- Aim
Find every line of the listing below that contains the string "interactable", matching case exactly, and copy each of those lines.

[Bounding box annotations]

►

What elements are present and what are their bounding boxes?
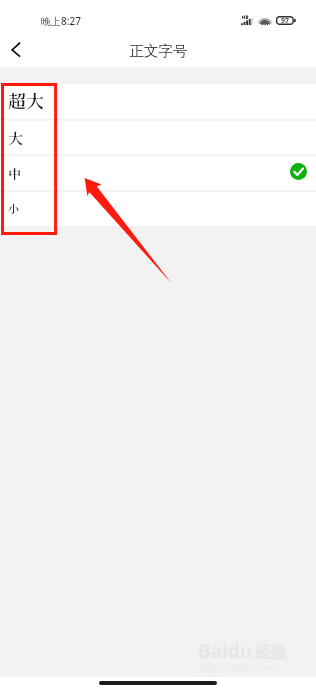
button[interactable]: 超大 — [0, 84, 316, 119]
staticText: 超大 — [8, 87, 44, 113]
staticText: 正文字号 — [129, 42, 188, 60]
staticText: 中 — [8, 164, 22, 183]
button[interactable]: Back — [0, 36, 31, 67]
staticText: 晚上8:27 — [41, 14, 81, 28]
staticText: 大 — [8, 127, 24, 149]
button[interactable]: 大 — [0, 119, 316, 154]
staticText: Baidu — [198, 638, 253, 664]
staticText: 小 — [8, 200, 19, 216]
button[interactable]: 小 — [0, 189, 316, 224]
staticText: 97 — [281, 16, 290, 25]
staticText: 经验 — [255, 643, 287, 663]
button[interactable]: 中 — [0, 154, 316, 189]
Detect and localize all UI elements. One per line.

◄

- Worked solution
button[interactable]: 超大 — [0, 84, 316, 119]
button[interactable]: Back — [0, 36, 31, 67]
button[interactable]: 大 — [0, 119, 316, 154]
button[interactable]: 小 — [0, 189, 316, 224]
button[interactable]: 中 — [0, 154, 316, 189]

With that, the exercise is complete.